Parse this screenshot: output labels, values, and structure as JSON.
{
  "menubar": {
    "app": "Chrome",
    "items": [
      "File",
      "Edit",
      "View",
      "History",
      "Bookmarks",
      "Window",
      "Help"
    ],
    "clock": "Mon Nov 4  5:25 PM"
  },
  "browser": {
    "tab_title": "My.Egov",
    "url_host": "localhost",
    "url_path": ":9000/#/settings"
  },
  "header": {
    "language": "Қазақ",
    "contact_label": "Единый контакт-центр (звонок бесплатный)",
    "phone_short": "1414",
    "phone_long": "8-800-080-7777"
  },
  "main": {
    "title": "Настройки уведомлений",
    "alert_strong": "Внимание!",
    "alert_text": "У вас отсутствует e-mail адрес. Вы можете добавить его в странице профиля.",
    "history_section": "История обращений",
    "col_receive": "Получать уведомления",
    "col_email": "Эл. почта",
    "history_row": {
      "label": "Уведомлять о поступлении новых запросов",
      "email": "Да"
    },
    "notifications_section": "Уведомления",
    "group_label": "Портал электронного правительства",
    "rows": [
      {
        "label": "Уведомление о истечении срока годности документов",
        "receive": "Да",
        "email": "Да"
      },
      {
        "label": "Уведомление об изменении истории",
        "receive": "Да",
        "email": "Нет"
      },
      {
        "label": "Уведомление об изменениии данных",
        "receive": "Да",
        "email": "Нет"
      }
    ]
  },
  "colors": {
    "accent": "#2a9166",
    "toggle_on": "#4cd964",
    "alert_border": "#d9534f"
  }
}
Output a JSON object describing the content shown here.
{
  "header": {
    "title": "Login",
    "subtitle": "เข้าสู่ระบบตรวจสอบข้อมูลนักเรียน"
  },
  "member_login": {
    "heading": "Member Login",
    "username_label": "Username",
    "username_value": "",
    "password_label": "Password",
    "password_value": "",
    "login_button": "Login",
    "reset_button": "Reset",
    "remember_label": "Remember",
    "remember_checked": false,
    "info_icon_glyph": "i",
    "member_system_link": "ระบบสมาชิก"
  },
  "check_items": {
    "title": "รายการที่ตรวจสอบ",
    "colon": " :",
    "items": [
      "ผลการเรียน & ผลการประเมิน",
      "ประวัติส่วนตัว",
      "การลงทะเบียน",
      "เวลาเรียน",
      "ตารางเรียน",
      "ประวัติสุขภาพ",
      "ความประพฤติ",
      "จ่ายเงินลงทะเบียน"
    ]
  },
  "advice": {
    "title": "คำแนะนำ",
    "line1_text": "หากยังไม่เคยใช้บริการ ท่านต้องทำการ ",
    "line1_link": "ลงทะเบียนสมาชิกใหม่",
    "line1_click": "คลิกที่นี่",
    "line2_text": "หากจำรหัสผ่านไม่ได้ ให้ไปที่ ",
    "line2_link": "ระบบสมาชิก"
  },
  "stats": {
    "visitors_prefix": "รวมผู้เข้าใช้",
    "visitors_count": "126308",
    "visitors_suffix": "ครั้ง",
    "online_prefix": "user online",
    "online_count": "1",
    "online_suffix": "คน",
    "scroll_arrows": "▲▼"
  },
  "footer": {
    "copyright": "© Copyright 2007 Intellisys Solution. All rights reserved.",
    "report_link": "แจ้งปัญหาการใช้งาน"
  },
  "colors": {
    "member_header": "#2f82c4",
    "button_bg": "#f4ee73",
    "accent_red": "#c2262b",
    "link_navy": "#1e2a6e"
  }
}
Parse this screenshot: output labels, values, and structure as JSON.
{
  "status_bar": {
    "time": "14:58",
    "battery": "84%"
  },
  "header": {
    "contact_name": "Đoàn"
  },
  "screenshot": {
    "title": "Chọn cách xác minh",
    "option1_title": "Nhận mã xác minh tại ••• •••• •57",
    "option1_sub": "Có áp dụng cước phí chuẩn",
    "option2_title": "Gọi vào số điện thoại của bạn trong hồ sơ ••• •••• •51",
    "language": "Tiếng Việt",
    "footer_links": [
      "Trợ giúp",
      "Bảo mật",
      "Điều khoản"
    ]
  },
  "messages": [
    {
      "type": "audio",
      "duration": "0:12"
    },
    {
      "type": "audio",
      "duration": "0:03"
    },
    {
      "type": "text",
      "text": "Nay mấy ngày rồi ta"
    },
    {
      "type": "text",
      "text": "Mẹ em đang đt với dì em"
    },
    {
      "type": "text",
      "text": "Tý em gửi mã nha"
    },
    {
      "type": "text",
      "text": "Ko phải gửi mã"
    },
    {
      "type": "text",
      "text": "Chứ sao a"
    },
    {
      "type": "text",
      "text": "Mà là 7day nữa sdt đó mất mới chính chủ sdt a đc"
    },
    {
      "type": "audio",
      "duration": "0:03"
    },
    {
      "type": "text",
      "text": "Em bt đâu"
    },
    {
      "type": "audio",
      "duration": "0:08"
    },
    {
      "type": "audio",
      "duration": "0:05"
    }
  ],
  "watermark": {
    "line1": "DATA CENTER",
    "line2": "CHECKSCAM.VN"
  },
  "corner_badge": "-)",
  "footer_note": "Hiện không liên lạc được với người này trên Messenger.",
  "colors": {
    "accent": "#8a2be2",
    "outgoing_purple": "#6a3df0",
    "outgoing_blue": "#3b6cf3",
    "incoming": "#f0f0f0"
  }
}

▬▬▬

Print again each line of the listing above, exactly as it appears.

Parse this screenshot: output labels, values, and structure as JSON.
{
  "menubar": {
    "app": "Chrome",
    "items": [
      "File",
      "Edit",
      "View",
      "History",
      "Bookmarks",
      "Window",
      "Help"
    ],
    "clock": "Mon Nov 4  5:25 PM"
  },
  "browser": {
    "tab_title": "My.Egov",
    "url_host": "localhost",
    "url_path": ":9000/#/settings"
  },
  "header": {
    "language": "Қазақ",
    "contact_label": "Единый контакт-центр (звонок бесплатный)",
    "phone_short": "1414",
    "phone_long": "8-800-080-7777"
  },
  "main": {
    "title": "Настройки уведомлений",
    "alert_strong": "Внимание!",
    "alert_text": "У вас отсутствует e-mail адрес. Вы можете добавить его в странице профиля.",
    "history_section": "История обращений",
    "col_receive": "Получать уведомления",
    "col_email": "Эл. почта",
    "history_row": {
      "label": "Уведомлять о поступлении новых запросов",
      "email": "Да"
    },
    "notifications_section": "Уведомления",
    "group_label": "Портал электронного правительства",
    "rows": [
      {
        "label": "Уведомление о истечении срока годности документов",
        "receive": "Да",
        "email": "Да"
      },
      {
        "label": "Уведомление об изменении истории",
        "receive": "Да",
        "email": "Нет"
      },
      {
        "label": "Уведомление об изменениии данных",
        "receive": "Да",
        "email": "Нет"
      }
    ]
  },
  "colors": {
    "accent": "#2a9166",
    "toggle_on": "#4cd964",
    "alert_border": "#d9534f"
  }
}
Output a JSON object describing the content shown here.
{
  "header": {
    "title": "Login",
    "subtitle": "เข้าสู่ระบบตรวจสอบข้อมูลนักเรียน"
  },
  "member_login": {
    "heading": "Member Login",
    "username_label": "Username",
    "username_value": "",
    "password_label": "Password",
    "password_value": "",
    "login_button": "Login",
    "reset_button": "Reset",
    "remember_label": "Remember",
    "remember_checked": false,
    "info_icon_glyph": "i",
    "member_system_link": "ระบบสมาชิก"
  },
  "check_items": {
    "title": "รายการที่ตรวจสอบ",
    "colon": " :",
    "items": [
      "ผลการเรียน & ผลการประเมิน",
      "ประวัติส่วนตัว",
      "การลงทะเบียน",
      "เวลาเรียน",
      "ตารางเรียน",
      "ประวัติสุขภาพ",
      "ความประพฤติ",
      "จ่ายเงินลงทะเบียน"
    ]
  },
  "advice": {
    "title": "คำแนะนำ",
    "line1_text": "หากยังไม่เคยใช้บริการ ท่านต้องทำการ ",
    "line1_link": "ลงทะเบียนสมาชิกใหม่",
    "line1_click": "คลิกที่นี่",
    "line2_text": "หากจำรหัสผ่านไม่ได้ ให้ไปที่ ",
    "line2_link": "ระบบสมาชิก"
  },
  "stats": {
    "visitors_prefix": "รวมผู้เข้าใช้",
    "visitors_count": "126308",
    "visitors_suffix": "ครั้ง",
    "online_prefix": "user online",
    "online_count": "1",
    "online_suffix": "คน",
    "scroll_arrows": "▲▼"
  },
  "footer": {
    "copyright": "© Copyright 2007 Intellisys Solution. All rights reserved.",
    "report_link": "แจ้งปัญหาการใช้งาน"
  },
  "colors": {
    "member_header": "#2f82c4",
    "button_bg": "#f4ee73",
    "accent_red": "#c2262b",
    "link_navy": "#1e2a6e"
  }
}
Parse this screenshot: output labels, values, and structure as JSON.
{
  "status_bar": {
    "time": "14:58",
    "battery": "84%"
  },
  "header": {
    "contact_name": "Đoàn"
  },
  "screenshot": {
    "title": "Chọn cách xác minh",
    "option1_title": "Nhận mã xác minh tại ••• •••• •57",
    "option1_sub": "Có áp dụng cước phí chuẩn",
    "option2_title": "Gọi vào số điện thoại của bạn trong hồ sơ ••• •••• •51",
    "language": "Tiếng Việt",
    "footer_links": [
      "Trợ giúp",
      "Bảo mật",
      "Điều khoản"
    ]
  },
  "messages": [
    {
      "type": "audio",
      "duration": "0:12"
    },
    {
      "type": "audio",
      "duration": "0:03"
    },
    {
      "type": "text",
      "text": "Nay mấy ngày rồi ta"
    },
    {
      "type": "text",
      "text": "Mẹ em đang đt với dì em"
    },
    {
      "type": "text",
      "text": "Tý em gửi mã nha"
    },
    {
      "type": "text",
      "text": "Ko phải gửi mã"
    },
    {
      "type": "text",
      "text": "Chứ sao a"
    },
    {
      "type": "text",
      "text": "Mà là 7day nữa sdt đó mất mới chính chủ sdt a đc"
    },
    {
      "type": "audio",
      "duration": "0:03"
    },
    {
      "type": "text",
      "text": "Em bt đâu"
    },
    {
      "type": "audio",
      "duration": "0:08"
    },
    {
      "type": "audio",
      "duration": "0:05"
    }
  ],
  "watermark": {
    "line1": "DATA CENTER",
    "line2": "CHECKSCAM.VN"
  },
  "corner_badge": "-)",
  "footer_note": "Hiện không liên lạc được với người này trên Messenger.",
  "colors": {
    "accent": "#8a2be2",
    "outgoing_purple": "#6a3df0",
    "outgoing_blue": "#3b6cf3",
    "incoming": "#f0f0f0"
  }
}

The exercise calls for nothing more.